▽
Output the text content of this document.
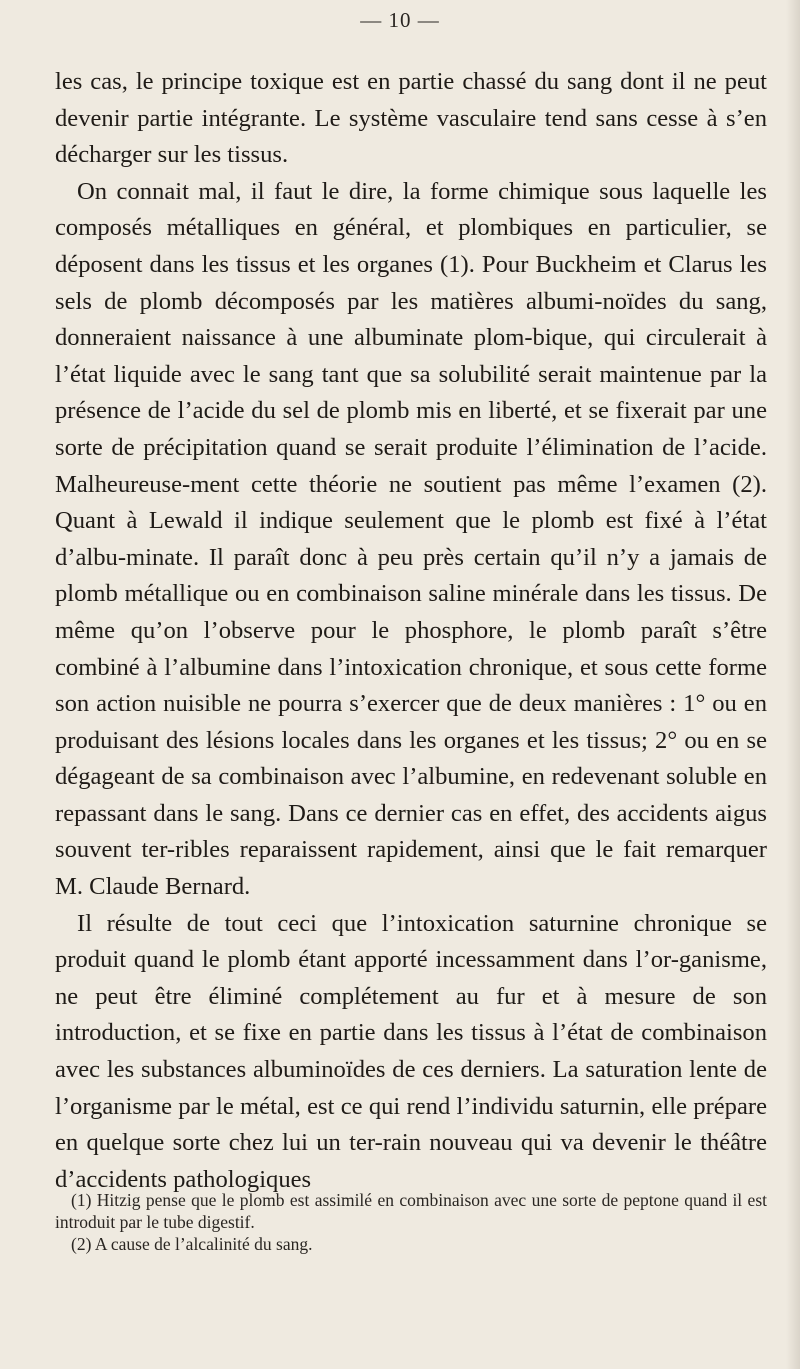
— 10 —

les cas, le principe toxique est en partie chassé du sang dont il ne peut devenir partie intégrante. Le système vasculaire tend sans cesse à s’en décharger sur les tissus.

On connait mal, il faut le dire, la forme chimique sous laquelle les composés métalliques en général, et plombiques en particulier, se déposent dans les tissus et les organes (1). Pour Buckheim et Clarus les sels de plomb décomposés par les matières albumi-noïdes du sang, donneraient naissance à une albuminate plom-bique, qui circulerait à l’état liquide avec le sang tant que sa solubilité serait maintenue par la présence de l’acide du sel de plomb mis en liberté, et se fixerait par une sorte de précipitation quand se serait produite l’élimination de l’acide. Malheureuse-ment cette théorie ne soutient pas même l’examen (2). Quant à Lewald il indique seulement que le plomb est fixé à l’état d’albu-minate. Il paraît donc à peu près certain qu’il n’y a jamais de plomb métallique ou en combinaison saline minérale dans les tissus. De même qu’on l’observe pour le phosphore, le plomb paraît s’être combiné à l’albumine dans l’intoxication chronique, et sous cette forme son action nuisible ne pourra s’exercer que de deux manières : 1° ou en produisant des lésions locales dans les organes et les tissus; 2° ou en se dégageant de sa combinaison avec l’albumine, en redevenant soluble en repassant dans le sang. Dans ce dernier cas en effet, des accidents aigus souvent ter-ribles reparaissent rapidement, ainsi que le fait remarquer M. Claude Bernard.

Il résulte de tout ceci que l’intoxication saturnine chronique se produit quand le plomb étant apporté incessamment dans l’or-ganisme, ne peut être éliminé complétement au fur et à mesure de son introduction, et se fixe en partie dans les tissus à l’état de combinaison avec les substances albuminoïdes de ces derniers. La saturation lente de l’organisme par le métal, est ce qui rend l’individu saturnin, elle prépare en quelque sorte chez lui un ter-rain nouveau qui va devenir le théâtre d’accidents pathologiques

(1) Hitzig pense que le plomb est assimilé en combinaison avec une sorte de peptone quand il est introduit par le tube digestif.

(2) A cause de l’alcalinité du sang.
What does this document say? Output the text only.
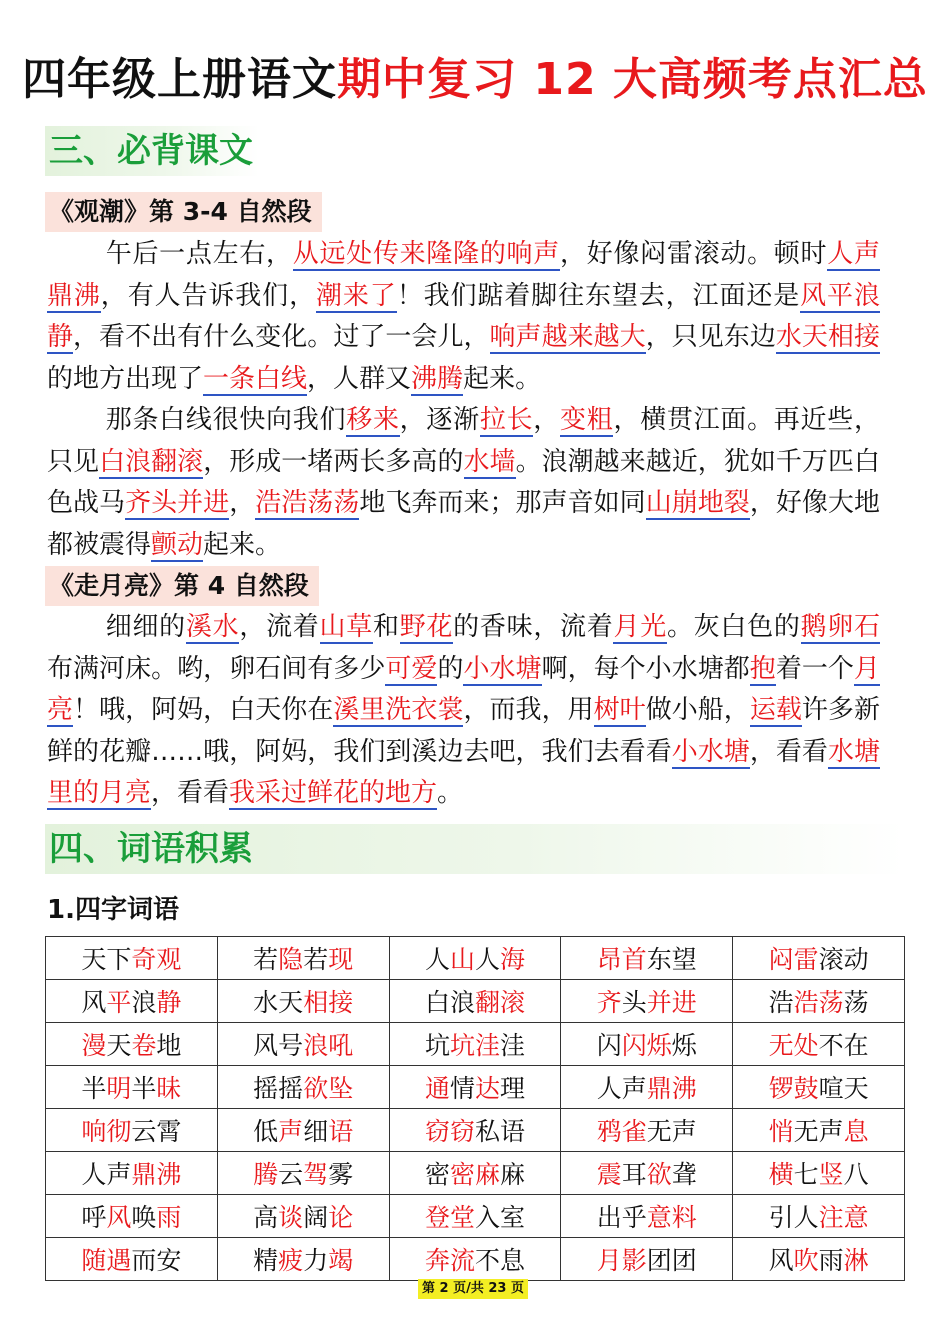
四年级上册语文期中复习 12 大高频考点汇总
三、必背课文
《观潮》第 3-4 自然段

午后一点左右，从远处传来隆隆的响声，好像闷雷滚动。顿时人声鼎沸，有人告诉我们，潮来了！我们踮着脚往东望去，江面还是风平浪静，看不出有什么变化。过了一会儿，响声越来越大，只见东边水天相接的地方出现了一条白线，人群又沸腾起来。

那条白线很快向我们移来，逐渐拉长，变粗，横贯江面。再近些，只见白浪翻滚，形成一堵两长多高的水墙。浪潮越来越近，犹如千万匹白色战马齐头并进，浩浩荡荡地飞奔而来；那声音如同山崩地裂，好像大地都被震得颤动起来。

《走月亮》第 4 自然段

细细的溪水，流着山草和野花的香味，流着月光。灰白色的鹅卵石布满河床。哟，卵石间有多少可爱的小水塘啊，每个小水塘都抱着一个月亮！哦，阿妈，白天你在溪里洗衣裳，而我，用树叶做小船，运载许多新鲜的花瓣……哦，阿妈，我们到溪边去吧，我们去看看小水塘，看看水塘里的月亮，看看我采过鲜花的地方。

四、词语积累
1.四字词语
天下奇观	若隐若现	人山人海	昂首东望	闷雷滚动
风平浪静	水天相接	白浪翻滚	齐头并进	浩浩荡荡
漫天卷地	风号浪吼	坑坑洼洼	闪闪烁烁	无处不在
半明半昧	摇摇欲坠	通情达理	人声鼎沸	锣鼓喧天
响彻云霄	低声细语	窃窃私语	鸦雀无声	悄无声息
人声鼎沸	腾云驾雾	密密麻麻	震耳欲聋	横七竖八
呼风唤雨	高谈阔论	登堂入室	出乎意料	引人注意
随遇而安	精疲力竭	奔流不息	月影团团	风吹雨淋
第 2 页/共 23 页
△
> [Short task] Repeat nothing but the lines from the one containing "What does this" through the end of the entries, exactly, and skip the pictures.

> [Response to the exercise]
What does this document say? Output the text only.
四年级上册语文期中复习 12 大高频考点汇总
三、必背课文
《观潮》第 3-4 自然段

午后一点左右，从远处传来隆隆的响声，好像闷雷滚动。顿时人声鼎沸，有人告诉我们，潮来了！我们踮着脚往东望去，江面还是风平浪静，看不出有什么变化。过了一会儿，响声越来越大，只见东边水天相接的地方出现了一条白线，人群又沸腾起来。

那条白线很快向我们移来，逐渐拉长，变粗，横贯江面。再近些，只见白浪翻滚，形成一堵两长多高的水墙。浪潮越来越近，犹如千万匹白色战马齐头并进，浩浩荡荡地飞奔而来；那声音如同山崩地裂，好像大地都被震得颤动起来。

《走月亮》第 4 自然段

细细的溪水，流着山草和野花的香味，流着月光。灰白色的鹅卵石布满河床。哟，卵石间有多少可爱的小水塘啊，每个小水塘都抱着一个月亮！哦，阿妈，白天你在溪里洗衣裳，而我，用树叶做小船，运载许多新鲜的花瓣……哦，阿妈，我们到溪边去吧，我们去看看小水塘，看看水塘里的月亮，看看我采过鲜花的地方。

四、词语积累
1.四字词语
天下奇观	若隐若现	人山人海	昂首东望	闷雷滚动
风平浪静	水天相接	白浪翻滚	齐头并进	浩浩荡荡
漫天卷地	风号浪吼	坑坑洼洼	闪闪烁烁	无处不在
半明半昧	摇摇欲坠	通情达理	人声鼎沸	锣鼓喧天
响彻云霄	低声细语	窃窃私语	鸦雀无声	悄无声息
人声鼎沸	腾云驾雾	密密麻麻	震耳欲聋	横七竖八
呼风唤雨	高谈阔论	登堂入室	出乎意料	引人注意
随遇而安	精疲力竭	奔流不息	月影团团	风吹雨淋
第 2 页/共 23 页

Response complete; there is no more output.